— begin Task data —
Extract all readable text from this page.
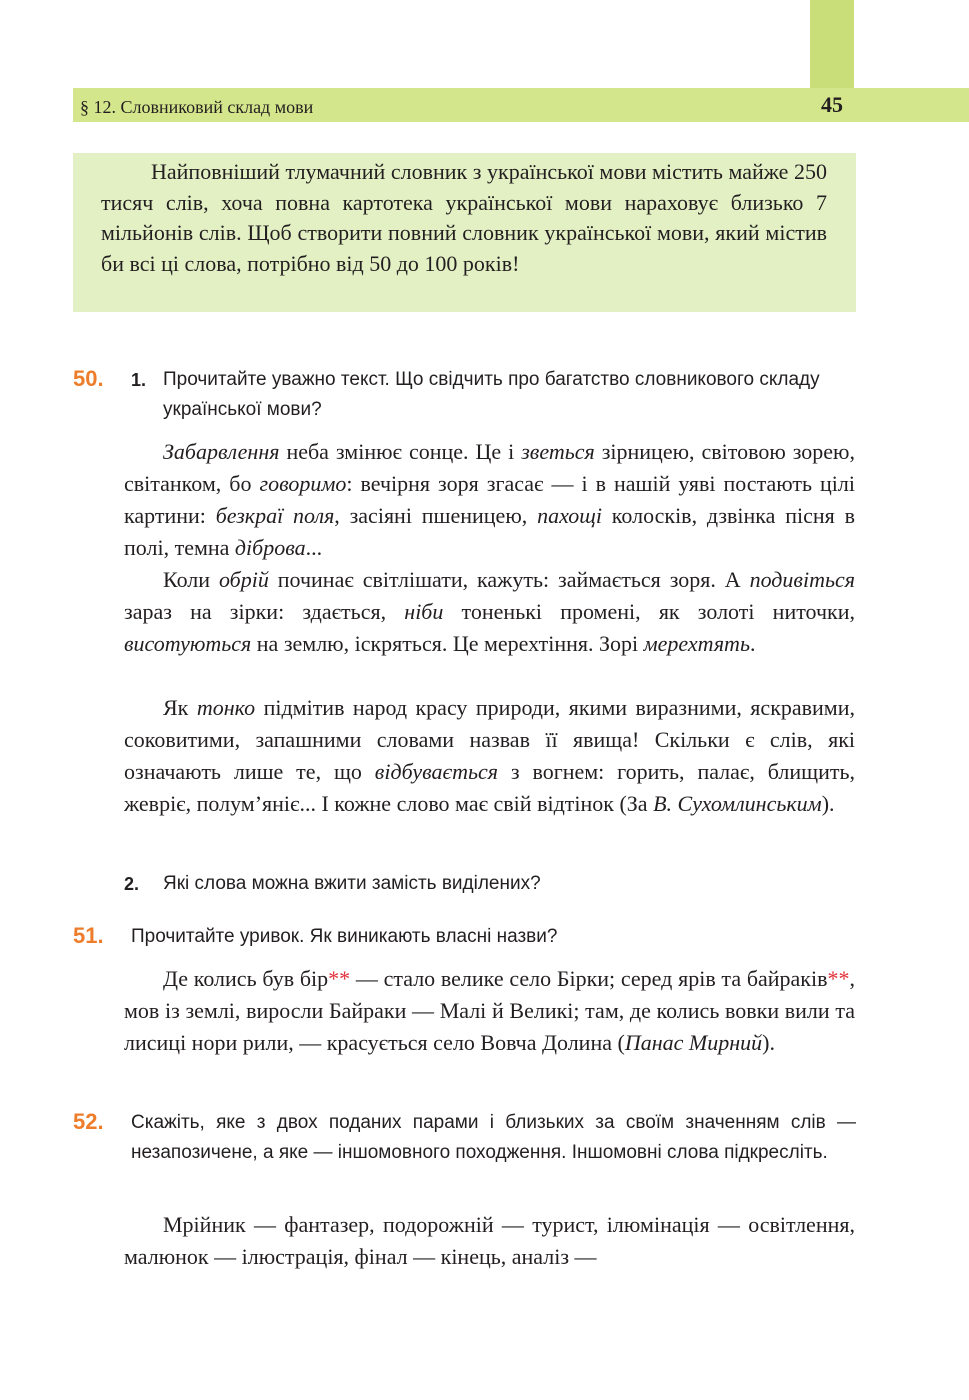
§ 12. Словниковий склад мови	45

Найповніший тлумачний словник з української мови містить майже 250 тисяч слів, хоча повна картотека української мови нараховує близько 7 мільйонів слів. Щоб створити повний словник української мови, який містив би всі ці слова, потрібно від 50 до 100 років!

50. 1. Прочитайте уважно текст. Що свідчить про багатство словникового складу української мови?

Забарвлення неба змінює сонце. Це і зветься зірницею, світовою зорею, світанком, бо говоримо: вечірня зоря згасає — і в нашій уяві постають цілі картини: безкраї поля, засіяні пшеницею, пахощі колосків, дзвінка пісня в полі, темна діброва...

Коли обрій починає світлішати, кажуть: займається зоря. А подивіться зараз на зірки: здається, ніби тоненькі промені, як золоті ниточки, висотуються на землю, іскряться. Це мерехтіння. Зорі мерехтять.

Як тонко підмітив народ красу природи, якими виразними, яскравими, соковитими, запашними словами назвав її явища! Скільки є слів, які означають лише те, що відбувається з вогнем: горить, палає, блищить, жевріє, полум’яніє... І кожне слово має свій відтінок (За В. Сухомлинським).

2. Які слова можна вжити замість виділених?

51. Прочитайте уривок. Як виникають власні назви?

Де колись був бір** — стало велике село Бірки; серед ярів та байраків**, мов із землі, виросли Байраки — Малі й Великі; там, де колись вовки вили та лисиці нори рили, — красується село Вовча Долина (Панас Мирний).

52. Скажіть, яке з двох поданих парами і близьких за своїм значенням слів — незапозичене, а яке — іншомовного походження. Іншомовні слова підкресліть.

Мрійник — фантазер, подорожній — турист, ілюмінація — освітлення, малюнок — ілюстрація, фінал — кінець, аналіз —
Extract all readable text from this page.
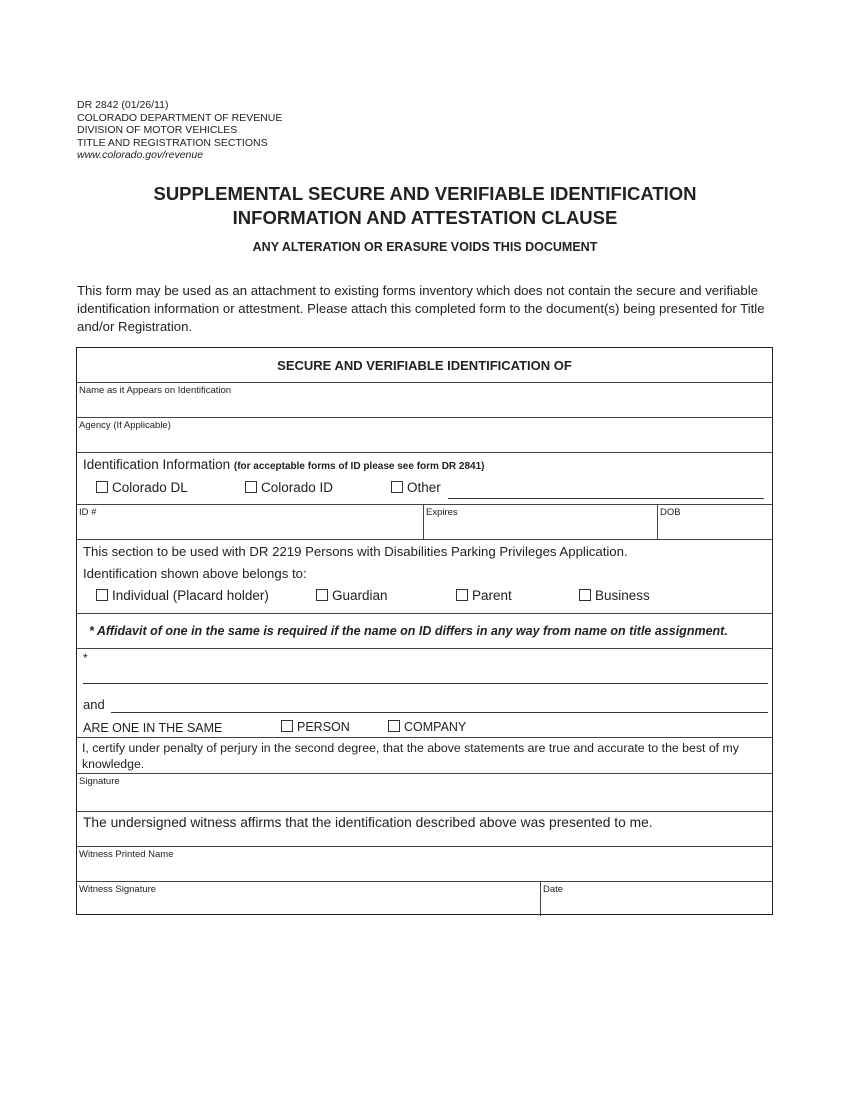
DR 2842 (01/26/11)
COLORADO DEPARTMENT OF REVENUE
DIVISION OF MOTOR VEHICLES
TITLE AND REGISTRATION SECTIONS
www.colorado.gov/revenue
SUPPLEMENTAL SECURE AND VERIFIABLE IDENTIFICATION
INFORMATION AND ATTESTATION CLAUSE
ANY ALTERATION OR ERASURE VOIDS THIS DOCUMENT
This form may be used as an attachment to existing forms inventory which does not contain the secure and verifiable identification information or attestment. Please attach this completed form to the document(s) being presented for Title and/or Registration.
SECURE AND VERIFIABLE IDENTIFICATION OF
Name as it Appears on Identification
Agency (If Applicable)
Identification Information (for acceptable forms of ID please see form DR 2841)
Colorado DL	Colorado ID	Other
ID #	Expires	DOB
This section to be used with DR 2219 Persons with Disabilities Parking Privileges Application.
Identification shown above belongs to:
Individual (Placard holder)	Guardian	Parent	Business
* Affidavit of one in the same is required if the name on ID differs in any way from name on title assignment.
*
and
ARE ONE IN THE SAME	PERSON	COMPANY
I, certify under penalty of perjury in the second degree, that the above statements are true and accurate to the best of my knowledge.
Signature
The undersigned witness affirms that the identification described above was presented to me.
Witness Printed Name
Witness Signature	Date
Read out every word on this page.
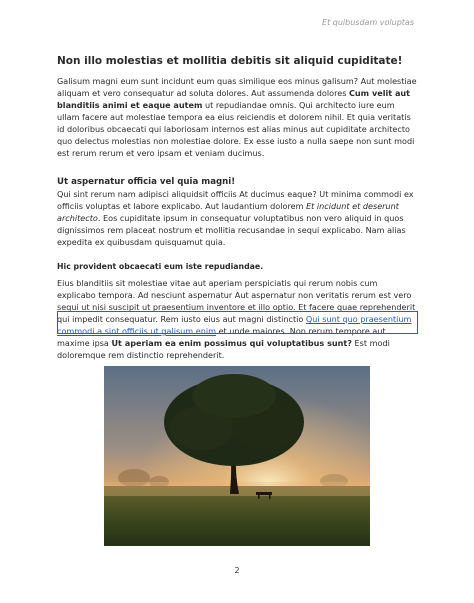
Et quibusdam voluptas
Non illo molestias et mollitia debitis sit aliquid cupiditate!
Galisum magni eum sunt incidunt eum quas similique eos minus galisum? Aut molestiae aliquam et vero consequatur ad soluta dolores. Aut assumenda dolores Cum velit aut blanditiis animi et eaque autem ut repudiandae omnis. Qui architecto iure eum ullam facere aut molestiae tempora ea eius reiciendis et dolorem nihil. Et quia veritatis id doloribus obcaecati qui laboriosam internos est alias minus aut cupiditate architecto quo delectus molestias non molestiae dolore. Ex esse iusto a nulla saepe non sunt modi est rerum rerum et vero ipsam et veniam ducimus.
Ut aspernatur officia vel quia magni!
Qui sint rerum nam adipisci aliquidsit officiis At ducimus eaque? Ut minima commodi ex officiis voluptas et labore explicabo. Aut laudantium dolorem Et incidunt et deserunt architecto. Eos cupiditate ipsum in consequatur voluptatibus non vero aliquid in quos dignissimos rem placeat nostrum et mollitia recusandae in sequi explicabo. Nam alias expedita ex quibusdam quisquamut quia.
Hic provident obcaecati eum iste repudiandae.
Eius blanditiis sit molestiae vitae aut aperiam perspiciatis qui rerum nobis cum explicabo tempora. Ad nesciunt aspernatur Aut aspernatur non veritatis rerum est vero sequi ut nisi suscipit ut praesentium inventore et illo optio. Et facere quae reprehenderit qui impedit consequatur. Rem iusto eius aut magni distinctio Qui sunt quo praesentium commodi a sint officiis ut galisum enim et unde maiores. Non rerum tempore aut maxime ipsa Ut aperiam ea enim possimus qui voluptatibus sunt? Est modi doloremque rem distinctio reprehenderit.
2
— end Task data —
— begin Task data —
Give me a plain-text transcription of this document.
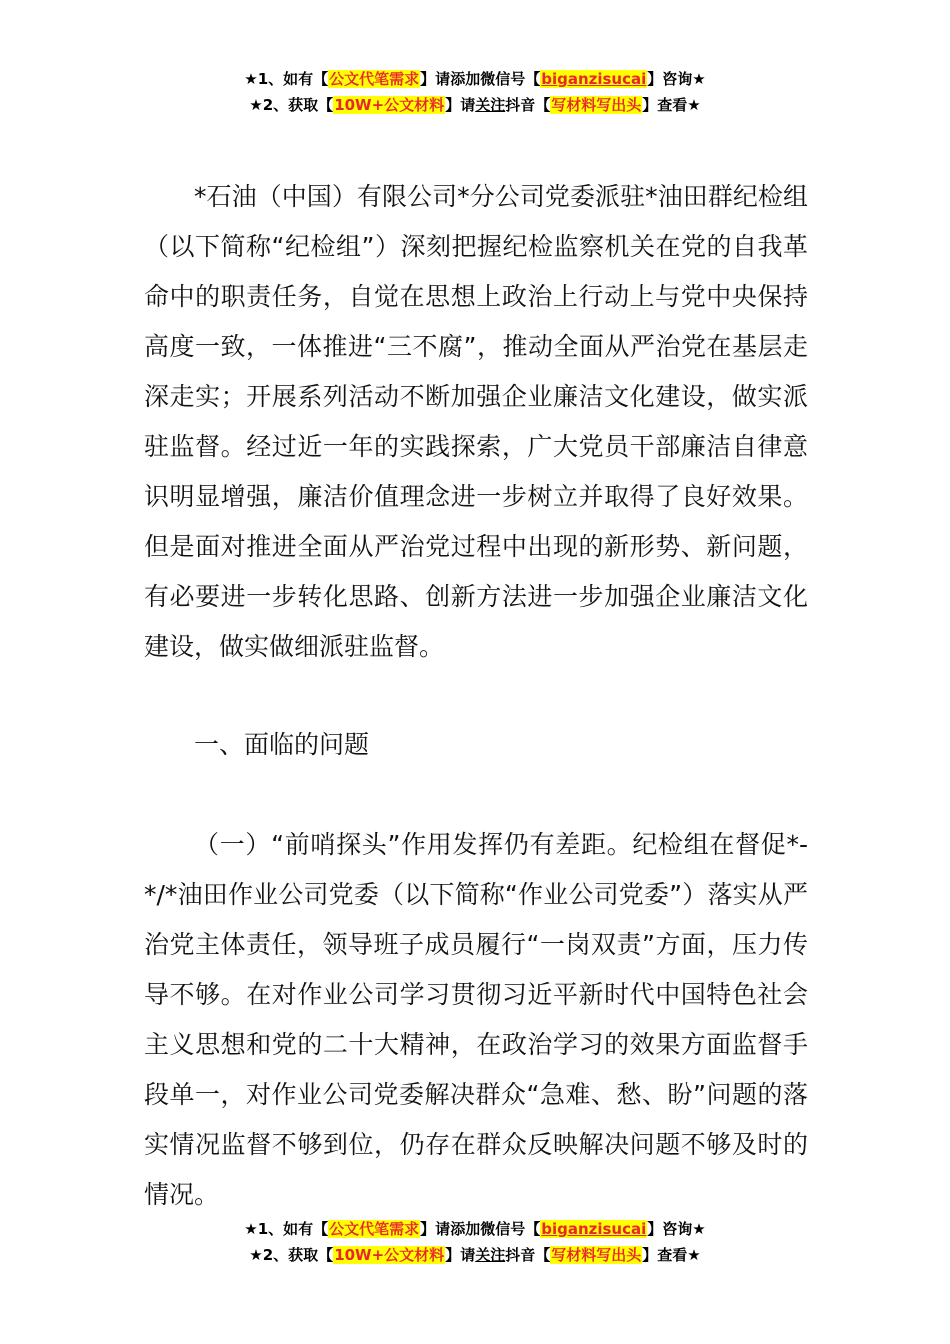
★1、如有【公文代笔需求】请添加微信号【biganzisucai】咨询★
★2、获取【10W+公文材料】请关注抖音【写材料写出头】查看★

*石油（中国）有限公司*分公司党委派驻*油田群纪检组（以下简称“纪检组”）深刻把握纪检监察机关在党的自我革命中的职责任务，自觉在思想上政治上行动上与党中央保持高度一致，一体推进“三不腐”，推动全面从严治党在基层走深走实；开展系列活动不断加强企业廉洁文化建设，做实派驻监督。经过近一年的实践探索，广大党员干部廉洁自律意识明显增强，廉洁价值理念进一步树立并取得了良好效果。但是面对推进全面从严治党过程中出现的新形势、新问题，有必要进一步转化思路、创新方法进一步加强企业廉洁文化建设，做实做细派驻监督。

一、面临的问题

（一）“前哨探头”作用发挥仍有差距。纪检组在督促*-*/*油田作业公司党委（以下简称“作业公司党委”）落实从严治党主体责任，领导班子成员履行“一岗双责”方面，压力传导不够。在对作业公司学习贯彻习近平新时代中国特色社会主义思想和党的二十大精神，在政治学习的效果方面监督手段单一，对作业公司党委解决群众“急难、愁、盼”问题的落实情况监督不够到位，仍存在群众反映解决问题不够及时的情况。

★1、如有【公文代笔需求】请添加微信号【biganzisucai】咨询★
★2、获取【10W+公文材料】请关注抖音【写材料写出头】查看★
— end Task data —
— begin Task data —
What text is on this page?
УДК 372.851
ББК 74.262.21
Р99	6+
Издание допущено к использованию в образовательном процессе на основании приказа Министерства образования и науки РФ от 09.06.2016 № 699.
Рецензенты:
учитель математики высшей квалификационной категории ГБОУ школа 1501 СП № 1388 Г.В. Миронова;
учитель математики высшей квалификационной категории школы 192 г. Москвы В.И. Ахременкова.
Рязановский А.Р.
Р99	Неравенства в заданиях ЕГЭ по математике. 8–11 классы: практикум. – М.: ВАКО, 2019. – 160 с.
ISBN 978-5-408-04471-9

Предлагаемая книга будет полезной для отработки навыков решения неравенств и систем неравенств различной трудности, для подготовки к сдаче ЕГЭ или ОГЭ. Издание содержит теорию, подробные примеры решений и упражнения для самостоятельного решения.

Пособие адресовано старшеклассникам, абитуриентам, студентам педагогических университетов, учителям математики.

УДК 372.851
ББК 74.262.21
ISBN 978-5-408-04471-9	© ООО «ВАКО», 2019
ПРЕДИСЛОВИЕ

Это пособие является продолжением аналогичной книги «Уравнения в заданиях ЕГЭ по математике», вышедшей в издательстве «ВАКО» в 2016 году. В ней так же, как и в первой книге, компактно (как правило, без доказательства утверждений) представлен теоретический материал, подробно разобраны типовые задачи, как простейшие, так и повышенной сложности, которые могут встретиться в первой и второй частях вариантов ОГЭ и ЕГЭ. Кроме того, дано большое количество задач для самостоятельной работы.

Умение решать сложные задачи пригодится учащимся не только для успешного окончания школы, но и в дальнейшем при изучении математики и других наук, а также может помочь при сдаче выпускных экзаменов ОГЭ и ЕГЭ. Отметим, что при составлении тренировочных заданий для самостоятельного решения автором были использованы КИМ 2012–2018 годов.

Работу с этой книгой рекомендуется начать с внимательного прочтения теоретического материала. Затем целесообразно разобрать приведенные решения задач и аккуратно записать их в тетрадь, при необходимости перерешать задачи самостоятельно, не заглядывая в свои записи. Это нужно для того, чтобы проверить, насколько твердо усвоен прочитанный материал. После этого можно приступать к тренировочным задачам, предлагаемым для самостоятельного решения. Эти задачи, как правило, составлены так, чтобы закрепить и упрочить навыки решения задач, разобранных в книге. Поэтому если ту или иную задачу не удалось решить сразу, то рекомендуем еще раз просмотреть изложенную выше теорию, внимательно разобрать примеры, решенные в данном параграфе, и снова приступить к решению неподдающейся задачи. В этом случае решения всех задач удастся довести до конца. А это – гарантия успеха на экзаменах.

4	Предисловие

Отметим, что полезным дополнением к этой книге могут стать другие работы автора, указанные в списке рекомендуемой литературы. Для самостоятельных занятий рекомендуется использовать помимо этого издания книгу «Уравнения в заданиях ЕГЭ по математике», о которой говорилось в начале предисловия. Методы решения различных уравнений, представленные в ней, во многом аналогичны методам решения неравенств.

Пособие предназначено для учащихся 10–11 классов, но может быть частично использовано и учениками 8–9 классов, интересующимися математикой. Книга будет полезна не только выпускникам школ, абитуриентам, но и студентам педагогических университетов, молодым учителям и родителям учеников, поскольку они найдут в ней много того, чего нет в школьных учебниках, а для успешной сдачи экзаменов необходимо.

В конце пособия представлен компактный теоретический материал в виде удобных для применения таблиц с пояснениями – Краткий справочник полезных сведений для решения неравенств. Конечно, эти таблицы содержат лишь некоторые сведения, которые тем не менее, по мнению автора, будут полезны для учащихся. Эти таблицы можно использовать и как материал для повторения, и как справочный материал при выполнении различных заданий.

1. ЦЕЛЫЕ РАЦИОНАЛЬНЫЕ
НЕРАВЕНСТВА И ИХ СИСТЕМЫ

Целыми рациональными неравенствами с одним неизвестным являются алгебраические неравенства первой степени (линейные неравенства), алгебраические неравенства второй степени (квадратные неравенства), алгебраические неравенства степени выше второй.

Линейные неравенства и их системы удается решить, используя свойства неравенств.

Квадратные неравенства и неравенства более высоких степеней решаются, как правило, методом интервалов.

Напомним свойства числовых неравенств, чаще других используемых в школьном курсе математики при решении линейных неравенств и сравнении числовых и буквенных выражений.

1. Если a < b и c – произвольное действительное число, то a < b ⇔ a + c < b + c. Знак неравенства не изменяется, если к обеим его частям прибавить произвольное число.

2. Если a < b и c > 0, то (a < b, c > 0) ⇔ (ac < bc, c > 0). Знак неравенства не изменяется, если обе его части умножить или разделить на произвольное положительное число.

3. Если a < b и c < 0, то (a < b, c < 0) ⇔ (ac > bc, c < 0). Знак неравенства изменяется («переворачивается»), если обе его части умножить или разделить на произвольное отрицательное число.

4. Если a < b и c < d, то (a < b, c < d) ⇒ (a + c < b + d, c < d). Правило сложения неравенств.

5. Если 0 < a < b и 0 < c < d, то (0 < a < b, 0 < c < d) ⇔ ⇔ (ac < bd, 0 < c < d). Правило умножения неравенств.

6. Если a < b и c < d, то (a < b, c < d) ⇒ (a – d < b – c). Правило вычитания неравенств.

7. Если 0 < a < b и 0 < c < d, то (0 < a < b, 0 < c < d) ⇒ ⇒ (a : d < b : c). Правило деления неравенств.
— end Task data —
◆ **Brief**
Locate all lines in the listing above with the word "page". Copy them.

◆ **Right answer**
Extract all readable text from this page.
Extract all readable text from this page.
Read out every word on this page.
What text is on this page?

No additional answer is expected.